— Data listing —
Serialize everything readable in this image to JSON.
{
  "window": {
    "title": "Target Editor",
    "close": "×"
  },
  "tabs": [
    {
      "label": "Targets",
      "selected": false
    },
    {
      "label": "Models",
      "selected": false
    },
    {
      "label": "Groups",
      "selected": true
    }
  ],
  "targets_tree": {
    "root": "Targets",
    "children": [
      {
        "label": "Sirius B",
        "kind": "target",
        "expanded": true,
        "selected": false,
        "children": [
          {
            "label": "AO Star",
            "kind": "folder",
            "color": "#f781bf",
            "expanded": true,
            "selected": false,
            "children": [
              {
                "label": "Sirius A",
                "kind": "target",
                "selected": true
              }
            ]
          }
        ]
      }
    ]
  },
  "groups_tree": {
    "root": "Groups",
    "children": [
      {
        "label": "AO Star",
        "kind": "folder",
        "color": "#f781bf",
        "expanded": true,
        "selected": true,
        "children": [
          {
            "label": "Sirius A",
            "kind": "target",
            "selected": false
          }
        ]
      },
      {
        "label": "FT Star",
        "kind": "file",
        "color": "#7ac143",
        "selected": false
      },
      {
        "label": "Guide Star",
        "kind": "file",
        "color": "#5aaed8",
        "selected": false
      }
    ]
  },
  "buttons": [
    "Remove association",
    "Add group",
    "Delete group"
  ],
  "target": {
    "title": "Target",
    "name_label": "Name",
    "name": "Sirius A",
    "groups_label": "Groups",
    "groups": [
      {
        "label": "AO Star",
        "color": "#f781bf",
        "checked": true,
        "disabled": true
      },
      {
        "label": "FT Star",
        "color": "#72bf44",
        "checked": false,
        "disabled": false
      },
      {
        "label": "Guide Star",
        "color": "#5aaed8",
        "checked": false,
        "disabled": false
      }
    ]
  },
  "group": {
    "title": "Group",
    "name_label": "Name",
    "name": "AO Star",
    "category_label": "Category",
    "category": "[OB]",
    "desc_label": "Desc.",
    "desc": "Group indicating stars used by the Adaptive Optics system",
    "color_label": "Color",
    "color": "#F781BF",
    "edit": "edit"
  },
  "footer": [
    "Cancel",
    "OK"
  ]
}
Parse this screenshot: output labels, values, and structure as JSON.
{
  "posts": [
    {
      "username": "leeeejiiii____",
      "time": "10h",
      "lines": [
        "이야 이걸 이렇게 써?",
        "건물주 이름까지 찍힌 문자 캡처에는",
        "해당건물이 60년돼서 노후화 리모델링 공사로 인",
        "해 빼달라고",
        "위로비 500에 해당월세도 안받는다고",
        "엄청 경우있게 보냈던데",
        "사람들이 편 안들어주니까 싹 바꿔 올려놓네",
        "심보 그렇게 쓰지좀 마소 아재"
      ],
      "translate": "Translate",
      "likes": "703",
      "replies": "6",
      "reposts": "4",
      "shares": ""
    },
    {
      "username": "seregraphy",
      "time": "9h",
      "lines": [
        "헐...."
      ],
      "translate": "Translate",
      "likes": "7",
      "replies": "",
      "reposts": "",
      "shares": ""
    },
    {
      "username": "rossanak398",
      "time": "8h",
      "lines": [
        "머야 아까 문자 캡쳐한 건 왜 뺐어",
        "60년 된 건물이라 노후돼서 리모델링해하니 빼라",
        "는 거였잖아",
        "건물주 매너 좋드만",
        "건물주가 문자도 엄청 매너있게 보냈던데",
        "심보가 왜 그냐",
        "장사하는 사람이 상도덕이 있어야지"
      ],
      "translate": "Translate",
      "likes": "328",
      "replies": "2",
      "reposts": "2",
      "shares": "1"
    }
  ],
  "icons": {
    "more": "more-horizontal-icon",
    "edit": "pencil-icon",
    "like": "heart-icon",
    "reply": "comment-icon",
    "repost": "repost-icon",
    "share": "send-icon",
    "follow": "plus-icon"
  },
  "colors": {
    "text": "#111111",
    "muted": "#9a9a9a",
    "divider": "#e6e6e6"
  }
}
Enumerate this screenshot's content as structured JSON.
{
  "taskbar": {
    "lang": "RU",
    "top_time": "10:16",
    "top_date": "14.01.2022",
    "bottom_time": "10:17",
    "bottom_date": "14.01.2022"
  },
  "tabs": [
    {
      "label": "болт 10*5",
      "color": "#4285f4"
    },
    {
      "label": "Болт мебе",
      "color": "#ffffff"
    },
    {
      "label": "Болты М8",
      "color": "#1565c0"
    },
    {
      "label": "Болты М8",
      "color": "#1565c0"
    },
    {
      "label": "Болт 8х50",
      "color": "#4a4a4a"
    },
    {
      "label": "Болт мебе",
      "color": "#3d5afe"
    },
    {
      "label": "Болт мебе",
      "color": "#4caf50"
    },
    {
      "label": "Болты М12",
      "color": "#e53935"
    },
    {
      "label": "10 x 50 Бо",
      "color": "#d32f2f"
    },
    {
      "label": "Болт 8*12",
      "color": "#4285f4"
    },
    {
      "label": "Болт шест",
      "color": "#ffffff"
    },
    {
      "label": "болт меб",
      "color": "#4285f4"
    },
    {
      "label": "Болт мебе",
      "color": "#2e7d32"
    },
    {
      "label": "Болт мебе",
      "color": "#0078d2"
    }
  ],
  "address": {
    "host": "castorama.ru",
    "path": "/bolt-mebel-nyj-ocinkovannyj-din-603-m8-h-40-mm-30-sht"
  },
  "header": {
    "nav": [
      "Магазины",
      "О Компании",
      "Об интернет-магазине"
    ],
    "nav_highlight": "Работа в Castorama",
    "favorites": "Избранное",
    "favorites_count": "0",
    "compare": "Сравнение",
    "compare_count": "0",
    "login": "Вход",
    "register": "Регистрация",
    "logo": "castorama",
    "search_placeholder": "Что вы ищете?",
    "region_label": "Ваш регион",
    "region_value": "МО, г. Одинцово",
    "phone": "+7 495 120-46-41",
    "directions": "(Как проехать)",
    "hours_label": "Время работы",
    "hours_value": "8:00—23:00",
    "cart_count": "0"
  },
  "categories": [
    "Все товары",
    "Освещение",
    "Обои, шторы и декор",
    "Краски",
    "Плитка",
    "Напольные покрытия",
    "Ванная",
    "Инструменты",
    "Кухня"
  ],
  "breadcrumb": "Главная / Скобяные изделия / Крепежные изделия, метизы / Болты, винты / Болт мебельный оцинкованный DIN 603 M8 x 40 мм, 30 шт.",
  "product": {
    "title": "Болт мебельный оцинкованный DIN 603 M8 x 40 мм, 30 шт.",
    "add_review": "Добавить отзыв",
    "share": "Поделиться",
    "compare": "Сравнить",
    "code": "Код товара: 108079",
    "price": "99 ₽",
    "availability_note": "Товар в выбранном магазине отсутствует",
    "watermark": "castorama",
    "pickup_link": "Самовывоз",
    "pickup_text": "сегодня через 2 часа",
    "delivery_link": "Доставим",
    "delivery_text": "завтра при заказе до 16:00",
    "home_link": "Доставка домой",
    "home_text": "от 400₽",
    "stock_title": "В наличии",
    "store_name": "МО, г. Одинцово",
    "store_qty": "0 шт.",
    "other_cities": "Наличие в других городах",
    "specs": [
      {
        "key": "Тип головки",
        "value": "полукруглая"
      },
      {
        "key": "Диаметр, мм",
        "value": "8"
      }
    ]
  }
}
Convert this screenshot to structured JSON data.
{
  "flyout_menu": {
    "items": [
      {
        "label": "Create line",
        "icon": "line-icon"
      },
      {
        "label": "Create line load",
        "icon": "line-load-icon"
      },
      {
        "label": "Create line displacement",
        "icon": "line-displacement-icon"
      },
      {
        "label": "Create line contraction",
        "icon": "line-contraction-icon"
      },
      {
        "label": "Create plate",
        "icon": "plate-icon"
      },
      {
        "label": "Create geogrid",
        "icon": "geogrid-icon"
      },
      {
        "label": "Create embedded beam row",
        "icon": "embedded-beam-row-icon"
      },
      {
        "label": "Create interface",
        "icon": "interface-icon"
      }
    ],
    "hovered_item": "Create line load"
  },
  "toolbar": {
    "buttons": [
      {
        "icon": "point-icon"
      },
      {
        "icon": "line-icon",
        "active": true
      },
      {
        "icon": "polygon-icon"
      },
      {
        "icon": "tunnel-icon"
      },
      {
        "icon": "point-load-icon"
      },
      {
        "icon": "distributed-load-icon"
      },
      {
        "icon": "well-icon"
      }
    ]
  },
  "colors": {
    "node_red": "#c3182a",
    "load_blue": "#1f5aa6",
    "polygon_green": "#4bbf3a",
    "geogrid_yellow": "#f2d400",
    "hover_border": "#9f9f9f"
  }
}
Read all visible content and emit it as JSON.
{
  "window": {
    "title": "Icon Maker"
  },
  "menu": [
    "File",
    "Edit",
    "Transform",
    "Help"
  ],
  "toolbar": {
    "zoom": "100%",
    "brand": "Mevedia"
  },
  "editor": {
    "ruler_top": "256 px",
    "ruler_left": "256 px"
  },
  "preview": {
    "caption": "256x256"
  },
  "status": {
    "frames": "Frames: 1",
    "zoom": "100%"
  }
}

— What you need to do —
Read the lines above. Gather those in which the string "Болты" is found.

— Solution to this problem —
      "label": "Болты М8",
      "label": "Болты М8",
      "label": "Болты М12",
  "breadcrumb": "Главная / Скобяные изделия / Крепежные изделия, метизы / Болты, винты / Болт мебельный оцинкованный DIN 603 M8 x 40 мм, 30 шт.",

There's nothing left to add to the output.